- _YOUR GOAL_:
In the entries below, count every line containing "verified". Return the number and nothing else.

- _Stored data entries_:
>>>>>

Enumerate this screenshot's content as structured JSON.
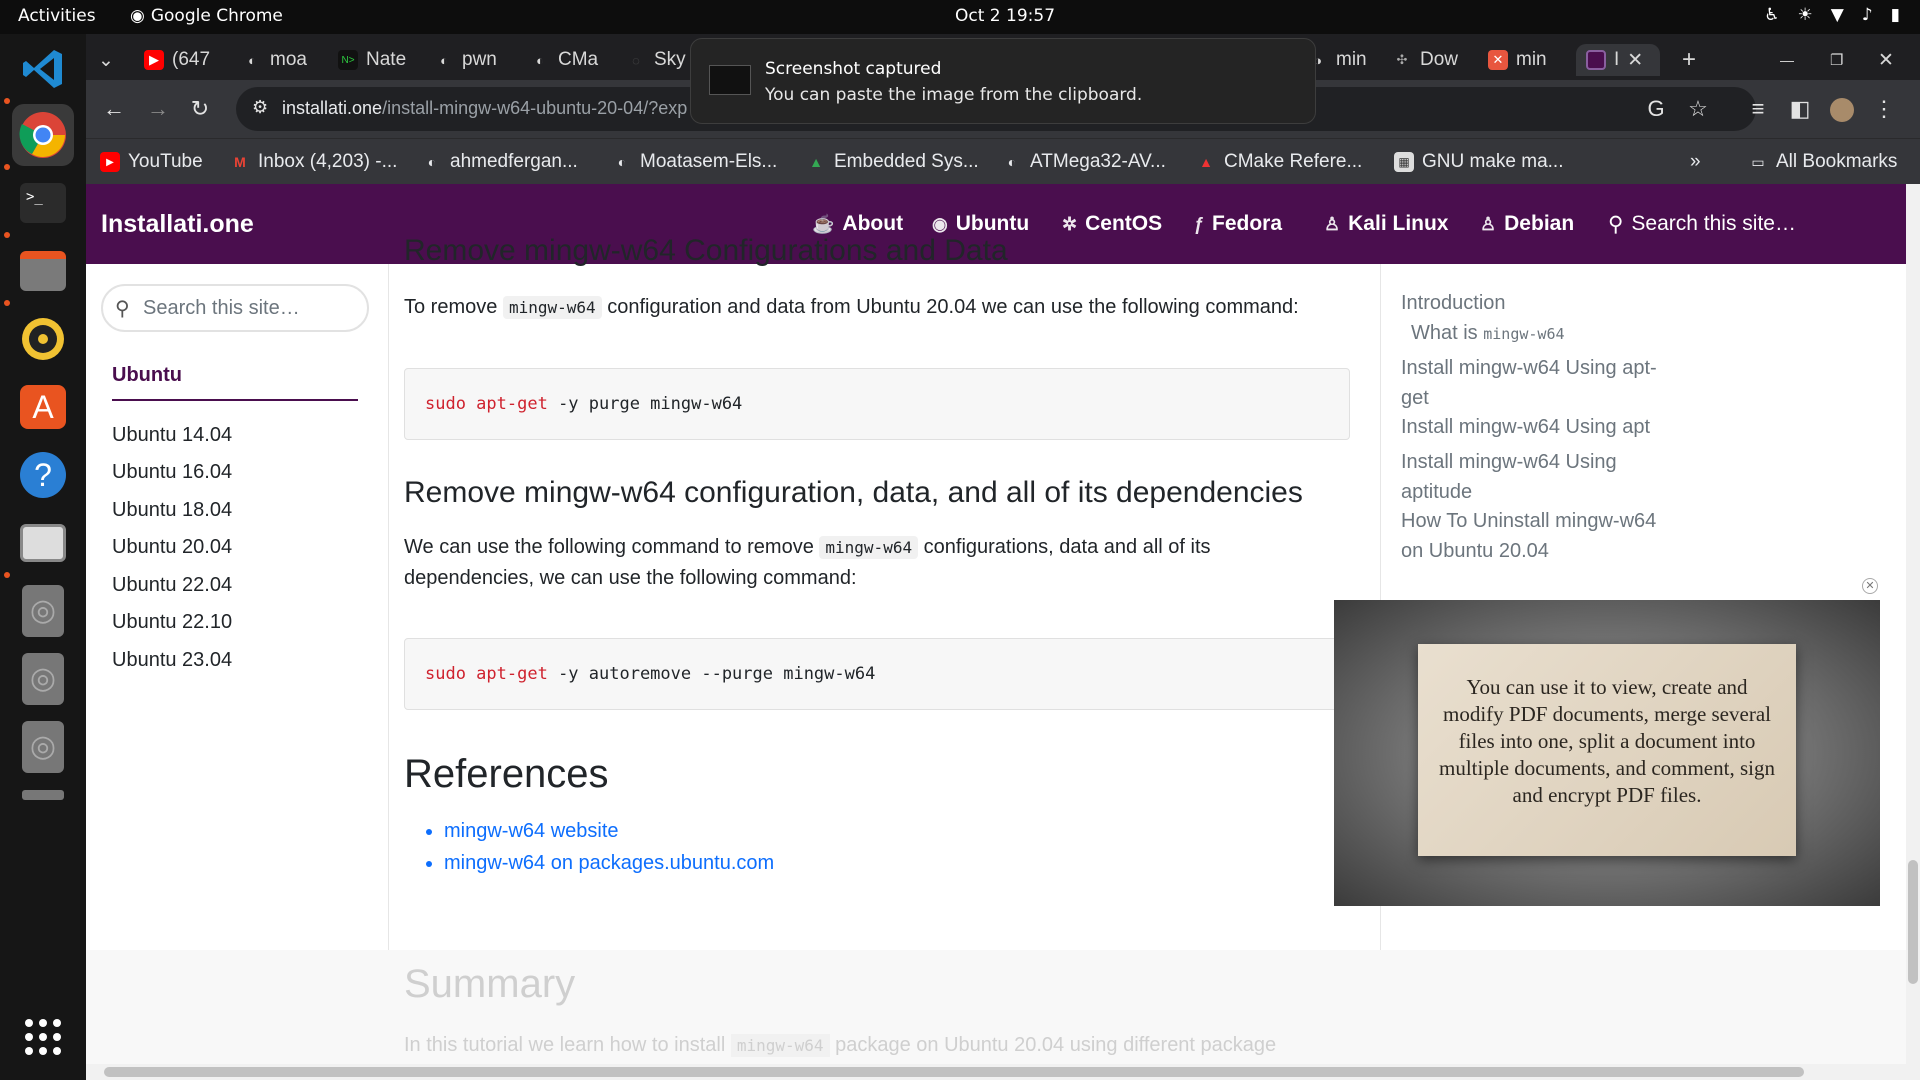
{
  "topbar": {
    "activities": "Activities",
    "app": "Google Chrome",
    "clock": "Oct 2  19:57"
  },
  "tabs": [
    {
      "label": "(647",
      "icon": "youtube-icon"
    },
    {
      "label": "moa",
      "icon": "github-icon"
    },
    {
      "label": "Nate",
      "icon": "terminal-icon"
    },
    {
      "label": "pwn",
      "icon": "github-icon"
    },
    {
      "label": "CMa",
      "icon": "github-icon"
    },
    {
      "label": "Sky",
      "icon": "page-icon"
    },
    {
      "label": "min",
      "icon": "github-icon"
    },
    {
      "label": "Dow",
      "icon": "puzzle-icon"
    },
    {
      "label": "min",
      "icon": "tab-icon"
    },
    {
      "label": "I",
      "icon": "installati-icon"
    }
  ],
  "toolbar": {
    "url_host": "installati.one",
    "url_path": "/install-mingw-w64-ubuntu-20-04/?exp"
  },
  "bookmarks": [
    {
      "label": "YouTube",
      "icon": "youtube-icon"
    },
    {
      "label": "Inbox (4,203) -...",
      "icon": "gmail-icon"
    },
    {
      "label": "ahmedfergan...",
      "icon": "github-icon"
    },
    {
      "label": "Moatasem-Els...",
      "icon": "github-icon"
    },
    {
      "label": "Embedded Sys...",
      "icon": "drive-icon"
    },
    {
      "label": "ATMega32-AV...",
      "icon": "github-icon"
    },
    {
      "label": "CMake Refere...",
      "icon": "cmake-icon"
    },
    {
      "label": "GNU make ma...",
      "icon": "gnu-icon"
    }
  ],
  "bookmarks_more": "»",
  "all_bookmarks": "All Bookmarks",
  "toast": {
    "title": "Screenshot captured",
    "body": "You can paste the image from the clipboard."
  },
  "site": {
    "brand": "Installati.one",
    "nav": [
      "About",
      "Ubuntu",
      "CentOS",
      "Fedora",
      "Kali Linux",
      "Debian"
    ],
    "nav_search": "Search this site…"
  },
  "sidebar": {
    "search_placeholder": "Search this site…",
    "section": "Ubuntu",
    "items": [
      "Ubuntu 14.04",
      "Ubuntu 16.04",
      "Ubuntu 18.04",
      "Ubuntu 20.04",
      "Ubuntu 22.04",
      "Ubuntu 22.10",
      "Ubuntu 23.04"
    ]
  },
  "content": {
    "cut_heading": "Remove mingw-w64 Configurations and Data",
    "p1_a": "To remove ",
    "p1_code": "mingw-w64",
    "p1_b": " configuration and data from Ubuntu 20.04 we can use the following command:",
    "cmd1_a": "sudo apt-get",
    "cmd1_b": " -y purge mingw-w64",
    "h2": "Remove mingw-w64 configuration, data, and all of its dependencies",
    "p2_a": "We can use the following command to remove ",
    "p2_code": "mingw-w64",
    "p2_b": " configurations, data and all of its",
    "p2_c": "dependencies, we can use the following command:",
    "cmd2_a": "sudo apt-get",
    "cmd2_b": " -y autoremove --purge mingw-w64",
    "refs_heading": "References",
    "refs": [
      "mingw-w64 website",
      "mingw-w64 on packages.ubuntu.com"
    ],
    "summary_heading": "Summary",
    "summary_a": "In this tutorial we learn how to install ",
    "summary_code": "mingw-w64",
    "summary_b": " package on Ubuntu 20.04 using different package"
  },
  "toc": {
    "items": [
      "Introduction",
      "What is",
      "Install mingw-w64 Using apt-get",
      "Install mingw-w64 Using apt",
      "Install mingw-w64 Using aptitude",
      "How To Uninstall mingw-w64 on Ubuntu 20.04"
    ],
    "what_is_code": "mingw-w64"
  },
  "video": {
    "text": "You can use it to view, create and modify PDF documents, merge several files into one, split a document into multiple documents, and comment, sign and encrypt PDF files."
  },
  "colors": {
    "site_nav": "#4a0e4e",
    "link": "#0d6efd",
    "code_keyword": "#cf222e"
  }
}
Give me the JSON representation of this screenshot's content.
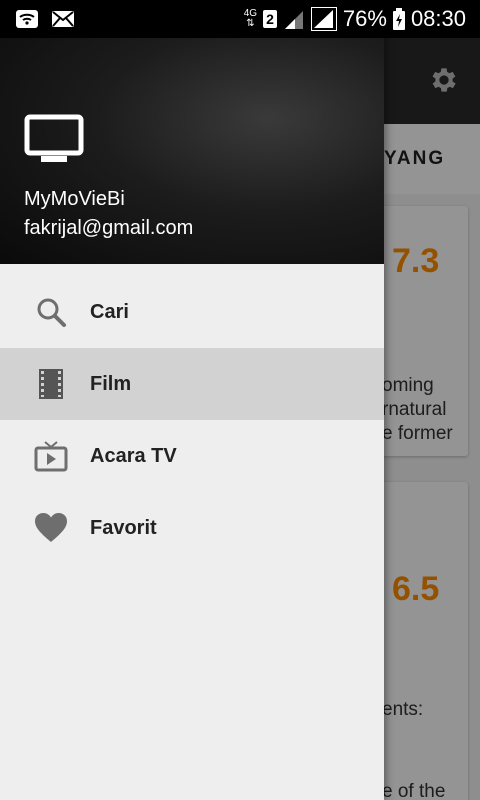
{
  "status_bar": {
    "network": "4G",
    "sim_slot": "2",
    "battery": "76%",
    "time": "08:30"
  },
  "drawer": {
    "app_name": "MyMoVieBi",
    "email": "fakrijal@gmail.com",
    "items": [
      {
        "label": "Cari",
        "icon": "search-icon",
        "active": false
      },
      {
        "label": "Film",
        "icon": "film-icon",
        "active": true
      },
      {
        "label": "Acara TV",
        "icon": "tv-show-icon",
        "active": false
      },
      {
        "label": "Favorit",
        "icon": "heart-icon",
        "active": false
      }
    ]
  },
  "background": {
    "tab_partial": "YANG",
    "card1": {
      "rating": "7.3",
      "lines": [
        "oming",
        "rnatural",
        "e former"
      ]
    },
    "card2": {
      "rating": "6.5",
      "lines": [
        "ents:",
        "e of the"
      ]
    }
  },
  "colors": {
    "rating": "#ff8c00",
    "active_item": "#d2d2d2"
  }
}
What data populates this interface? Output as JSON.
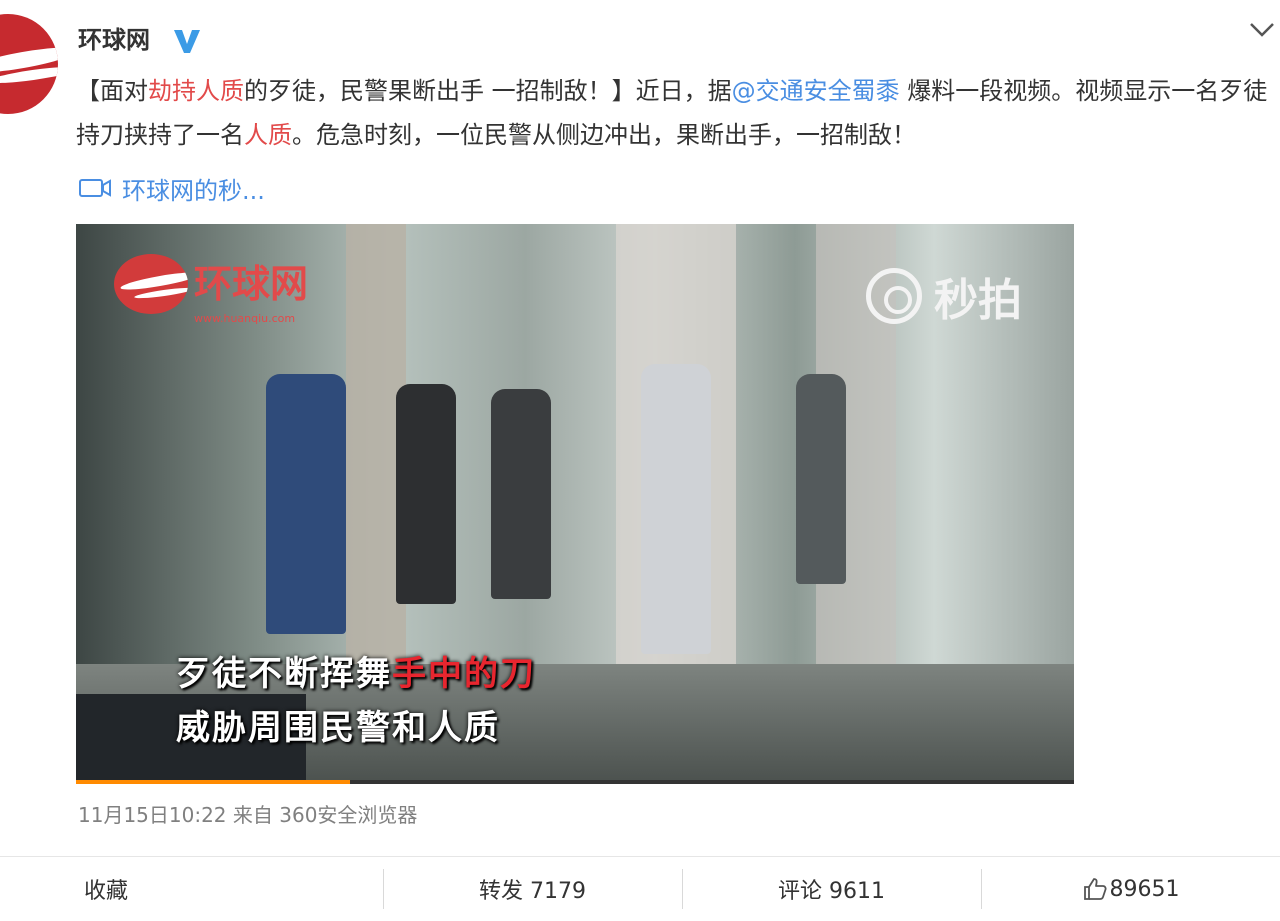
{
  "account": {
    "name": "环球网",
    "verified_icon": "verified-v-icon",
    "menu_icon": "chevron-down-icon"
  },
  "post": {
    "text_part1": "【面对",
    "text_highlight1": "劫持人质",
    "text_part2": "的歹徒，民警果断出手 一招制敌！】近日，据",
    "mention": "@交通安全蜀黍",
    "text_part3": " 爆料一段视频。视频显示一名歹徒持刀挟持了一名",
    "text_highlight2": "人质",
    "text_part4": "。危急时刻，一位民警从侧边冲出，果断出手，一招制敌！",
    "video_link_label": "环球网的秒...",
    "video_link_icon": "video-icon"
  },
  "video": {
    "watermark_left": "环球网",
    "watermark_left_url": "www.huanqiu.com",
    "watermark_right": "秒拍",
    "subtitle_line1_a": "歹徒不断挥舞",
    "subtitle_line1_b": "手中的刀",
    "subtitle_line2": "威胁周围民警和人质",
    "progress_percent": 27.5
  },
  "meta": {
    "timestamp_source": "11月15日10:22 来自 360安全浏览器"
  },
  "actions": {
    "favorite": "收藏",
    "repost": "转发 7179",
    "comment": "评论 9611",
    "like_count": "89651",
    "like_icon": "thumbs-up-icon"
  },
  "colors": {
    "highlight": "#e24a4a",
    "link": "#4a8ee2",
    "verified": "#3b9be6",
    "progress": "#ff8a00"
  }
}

<<<<<

- _RESULT OF THIS EXERCISE_:
2